— BEGIN —

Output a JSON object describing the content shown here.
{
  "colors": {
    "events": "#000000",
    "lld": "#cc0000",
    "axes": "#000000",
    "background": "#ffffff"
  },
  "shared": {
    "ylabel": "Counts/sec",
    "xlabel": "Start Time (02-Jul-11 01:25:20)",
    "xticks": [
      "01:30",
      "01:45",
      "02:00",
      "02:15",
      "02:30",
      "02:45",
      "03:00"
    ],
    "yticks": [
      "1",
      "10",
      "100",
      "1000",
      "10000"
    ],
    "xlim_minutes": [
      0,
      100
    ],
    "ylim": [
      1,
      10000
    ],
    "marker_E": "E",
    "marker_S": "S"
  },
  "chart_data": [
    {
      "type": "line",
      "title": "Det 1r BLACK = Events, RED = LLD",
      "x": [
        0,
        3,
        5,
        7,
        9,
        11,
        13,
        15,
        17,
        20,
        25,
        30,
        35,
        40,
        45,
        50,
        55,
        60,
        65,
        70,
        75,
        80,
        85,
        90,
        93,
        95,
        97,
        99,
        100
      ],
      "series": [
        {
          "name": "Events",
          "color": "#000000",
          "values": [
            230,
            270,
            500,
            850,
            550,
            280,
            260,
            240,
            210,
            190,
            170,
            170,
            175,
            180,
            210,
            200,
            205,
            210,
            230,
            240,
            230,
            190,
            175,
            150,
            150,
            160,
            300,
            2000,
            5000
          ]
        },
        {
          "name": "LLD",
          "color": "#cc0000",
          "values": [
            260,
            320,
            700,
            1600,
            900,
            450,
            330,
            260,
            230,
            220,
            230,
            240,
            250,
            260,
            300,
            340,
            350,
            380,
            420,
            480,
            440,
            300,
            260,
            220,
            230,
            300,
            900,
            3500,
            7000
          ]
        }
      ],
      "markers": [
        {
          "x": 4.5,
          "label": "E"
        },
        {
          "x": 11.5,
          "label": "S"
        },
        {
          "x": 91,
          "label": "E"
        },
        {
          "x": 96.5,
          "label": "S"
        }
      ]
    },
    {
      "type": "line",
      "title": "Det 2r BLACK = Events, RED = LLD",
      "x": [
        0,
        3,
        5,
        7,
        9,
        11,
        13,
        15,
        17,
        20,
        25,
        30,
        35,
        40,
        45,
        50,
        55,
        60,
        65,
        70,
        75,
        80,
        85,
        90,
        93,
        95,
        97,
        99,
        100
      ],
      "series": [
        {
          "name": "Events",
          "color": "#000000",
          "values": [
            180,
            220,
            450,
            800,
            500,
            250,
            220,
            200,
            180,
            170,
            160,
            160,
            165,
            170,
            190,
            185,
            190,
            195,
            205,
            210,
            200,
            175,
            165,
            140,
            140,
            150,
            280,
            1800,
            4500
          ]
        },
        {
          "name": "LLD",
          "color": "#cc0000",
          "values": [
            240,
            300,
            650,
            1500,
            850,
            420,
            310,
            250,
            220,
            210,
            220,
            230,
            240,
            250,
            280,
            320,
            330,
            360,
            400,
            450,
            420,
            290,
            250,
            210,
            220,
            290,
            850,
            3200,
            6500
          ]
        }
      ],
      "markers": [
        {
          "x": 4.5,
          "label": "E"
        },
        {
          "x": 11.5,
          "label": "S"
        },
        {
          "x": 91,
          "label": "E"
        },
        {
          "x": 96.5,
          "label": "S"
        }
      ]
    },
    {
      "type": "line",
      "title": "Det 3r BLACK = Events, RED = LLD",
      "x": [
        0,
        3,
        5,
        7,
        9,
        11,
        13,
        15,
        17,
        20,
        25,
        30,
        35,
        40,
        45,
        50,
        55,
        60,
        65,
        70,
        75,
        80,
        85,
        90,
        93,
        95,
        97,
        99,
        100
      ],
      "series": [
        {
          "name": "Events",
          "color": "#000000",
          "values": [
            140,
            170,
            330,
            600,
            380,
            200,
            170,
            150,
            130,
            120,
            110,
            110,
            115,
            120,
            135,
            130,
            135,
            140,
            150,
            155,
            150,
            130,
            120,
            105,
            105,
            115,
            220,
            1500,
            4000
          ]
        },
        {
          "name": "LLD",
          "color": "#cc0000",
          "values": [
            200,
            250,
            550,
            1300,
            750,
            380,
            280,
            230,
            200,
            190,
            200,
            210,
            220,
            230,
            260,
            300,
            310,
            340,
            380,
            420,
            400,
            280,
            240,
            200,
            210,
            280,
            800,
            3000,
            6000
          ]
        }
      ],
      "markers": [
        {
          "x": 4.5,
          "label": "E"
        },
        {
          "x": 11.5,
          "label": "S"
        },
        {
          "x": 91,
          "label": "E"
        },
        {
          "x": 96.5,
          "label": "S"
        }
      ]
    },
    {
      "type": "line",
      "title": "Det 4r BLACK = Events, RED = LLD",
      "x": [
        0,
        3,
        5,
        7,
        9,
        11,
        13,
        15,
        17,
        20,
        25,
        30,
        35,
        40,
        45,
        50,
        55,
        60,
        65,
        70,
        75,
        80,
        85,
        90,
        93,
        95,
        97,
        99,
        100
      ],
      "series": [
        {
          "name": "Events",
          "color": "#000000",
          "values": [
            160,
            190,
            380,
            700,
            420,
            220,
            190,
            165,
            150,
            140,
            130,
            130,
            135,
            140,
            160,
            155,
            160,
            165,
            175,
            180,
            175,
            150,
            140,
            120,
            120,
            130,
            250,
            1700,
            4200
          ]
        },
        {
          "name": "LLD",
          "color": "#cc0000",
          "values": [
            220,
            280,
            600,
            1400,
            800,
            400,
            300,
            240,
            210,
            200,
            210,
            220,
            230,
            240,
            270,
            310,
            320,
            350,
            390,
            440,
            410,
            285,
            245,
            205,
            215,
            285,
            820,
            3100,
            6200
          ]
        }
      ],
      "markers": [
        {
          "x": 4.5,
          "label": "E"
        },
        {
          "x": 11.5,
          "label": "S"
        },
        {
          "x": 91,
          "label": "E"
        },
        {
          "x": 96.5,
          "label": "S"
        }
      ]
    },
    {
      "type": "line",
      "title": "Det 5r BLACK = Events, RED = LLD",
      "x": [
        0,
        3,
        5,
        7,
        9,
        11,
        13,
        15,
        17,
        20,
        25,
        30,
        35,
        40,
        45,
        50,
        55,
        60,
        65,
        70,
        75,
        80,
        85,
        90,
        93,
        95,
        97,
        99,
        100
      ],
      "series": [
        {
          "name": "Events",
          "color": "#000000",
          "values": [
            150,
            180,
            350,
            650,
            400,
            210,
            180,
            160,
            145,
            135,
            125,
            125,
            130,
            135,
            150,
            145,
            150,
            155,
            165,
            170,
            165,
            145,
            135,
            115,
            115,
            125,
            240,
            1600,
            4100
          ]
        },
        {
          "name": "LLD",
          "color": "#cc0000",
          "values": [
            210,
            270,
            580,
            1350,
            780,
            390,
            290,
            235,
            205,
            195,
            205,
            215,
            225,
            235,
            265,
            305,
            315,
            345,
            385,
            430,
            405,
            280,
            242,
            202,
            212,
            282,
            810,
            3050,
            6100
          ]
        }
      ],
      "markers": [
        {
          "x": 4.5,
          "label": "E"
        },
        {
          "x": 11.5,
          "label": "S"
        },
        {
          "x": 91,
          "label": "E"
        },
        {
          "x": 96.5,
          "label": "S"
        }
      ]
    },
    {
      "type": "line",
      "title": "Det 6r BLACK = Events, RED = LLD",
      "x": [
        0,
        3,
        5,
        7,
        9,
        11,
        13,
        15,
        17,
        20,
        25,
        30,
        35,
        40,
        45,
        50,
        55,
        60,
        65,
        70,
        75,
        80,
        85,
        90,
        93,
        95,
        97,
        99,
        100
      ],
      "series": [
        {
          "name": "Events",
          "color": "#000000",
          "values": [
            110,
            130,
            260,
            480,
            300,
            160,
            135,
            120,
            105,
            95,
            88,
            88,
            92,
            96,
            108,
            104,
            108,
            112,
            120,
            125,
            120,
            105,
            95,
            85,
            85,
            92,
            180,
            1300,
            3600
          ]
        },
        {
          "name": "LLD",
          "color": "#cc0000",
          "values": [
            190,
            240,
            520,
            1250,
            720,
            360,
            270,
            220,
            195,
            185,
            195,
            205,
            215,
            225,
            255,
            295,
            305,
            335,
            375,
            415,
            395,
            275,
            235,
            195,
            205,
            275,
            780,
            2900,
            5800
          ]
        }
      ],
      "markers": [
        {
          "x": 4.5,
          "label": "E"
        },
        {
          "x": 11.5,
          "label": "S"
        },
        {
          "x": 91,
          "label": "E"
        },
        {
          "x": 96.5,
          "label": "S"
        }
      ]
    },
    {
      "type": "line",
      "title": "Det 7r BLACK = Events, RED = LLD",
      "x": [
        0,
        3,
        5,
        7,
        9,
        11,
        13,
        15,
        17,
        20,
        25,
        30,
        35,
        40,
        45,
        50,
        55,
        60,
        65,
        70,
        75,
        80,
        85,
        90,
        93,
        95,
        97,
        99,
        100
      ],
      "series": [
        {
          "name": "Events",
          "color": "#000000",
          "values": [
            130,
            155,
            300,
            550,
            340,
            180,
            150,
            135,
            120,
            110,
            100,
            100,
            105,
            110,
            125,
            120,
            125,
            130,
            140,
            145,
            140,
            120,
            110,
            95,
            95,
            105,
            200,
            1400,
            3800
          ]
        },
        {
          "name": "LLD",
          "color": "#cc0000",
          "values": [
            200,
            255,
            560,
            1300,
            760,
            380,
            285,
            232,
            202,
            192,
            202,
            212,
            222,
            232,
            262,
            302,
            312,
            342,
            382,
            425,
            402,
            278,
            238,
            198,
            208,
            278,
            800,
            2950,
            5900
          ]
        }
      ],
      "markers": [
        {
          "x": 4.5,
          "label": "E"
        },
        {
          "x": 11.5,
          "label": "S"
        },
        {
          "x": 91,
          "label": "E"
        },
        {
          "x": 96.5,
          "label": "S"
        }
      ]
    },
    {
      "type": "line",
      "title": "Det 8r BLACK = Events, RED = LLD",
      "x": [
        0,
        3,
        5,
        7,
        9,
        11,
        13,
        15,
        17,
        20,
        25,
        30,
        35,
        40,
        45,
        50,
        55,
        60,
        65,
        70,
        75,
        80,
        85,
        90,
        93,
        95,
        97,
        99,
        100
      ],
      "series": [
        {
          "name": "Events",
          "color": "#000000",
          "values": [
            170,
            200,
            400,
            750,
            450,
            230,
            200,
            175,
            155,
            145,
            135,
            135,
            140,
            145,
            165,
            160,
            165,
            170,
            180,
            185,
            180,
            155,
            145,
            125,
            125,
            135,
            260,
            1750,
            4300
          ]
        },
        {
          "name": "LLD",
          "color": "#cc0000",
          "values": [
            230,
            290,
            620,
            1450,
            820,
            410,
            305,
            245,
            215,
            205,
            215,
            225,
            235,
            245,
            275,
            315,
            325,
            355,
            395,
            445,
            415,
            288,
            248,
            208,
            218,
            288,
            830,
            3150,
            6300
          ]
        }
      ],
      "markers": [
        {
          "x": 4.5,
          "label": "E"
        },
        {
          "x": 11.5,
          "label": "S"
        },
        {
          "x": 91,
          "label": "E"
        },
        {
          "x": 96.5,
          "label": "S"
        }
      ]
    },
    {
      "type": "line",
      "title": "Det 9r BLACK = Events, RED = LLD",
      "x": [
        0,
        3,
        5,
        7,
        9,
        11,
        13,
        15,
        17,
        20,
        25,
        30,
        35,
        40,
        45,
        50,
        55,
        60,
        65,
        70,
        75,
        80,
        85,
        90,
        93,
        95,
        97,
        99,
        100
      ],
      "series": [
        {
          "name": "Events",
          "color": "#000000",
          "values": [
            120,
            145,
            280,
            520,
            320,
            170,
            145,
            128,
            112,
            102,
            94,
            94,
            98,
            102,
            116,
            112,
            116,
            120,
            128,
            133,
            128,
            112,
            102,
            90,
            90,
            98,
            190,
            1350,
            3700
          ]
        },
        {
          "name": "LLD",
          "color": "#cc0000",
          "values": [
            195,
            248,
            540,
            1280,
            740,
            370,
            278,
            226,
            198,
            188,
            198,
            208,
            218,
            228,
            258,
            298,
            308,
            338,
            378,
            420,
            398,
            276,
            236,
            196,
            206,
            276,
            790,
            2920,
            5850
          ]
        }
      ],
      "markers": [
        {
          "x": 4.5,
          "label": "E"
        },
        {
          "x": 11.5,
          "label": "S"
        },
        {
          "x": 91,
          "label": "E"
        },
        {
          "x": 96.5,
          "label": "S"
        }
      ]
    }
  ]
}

— END —

▶ **Task statement**:
Select and copy every line from the records that includes the word "BLACK".

▶ **Exercise result**:
      "title": "Det 1r BLACK = Events, RED = LLD",
      "title": "Det 2r BLACK = Events, RED = LLD",
      "title": "Det 3r BLACK = Events, RED = LLD",
      "title": "Det 4r BLACK = Events, RED = LLD",
      "title": "Det 5r BLACK = Events, RED = LLD",
      "title": "Det 6r BLACK = Events, RED = LLD",
      "title": "Det 7r BLACK = Events, RED = LLD",
      "title": "Det 8r BLACK = Events, RED = LLD",
      "title": "Det 9r BLACK = Events, RED = LLD",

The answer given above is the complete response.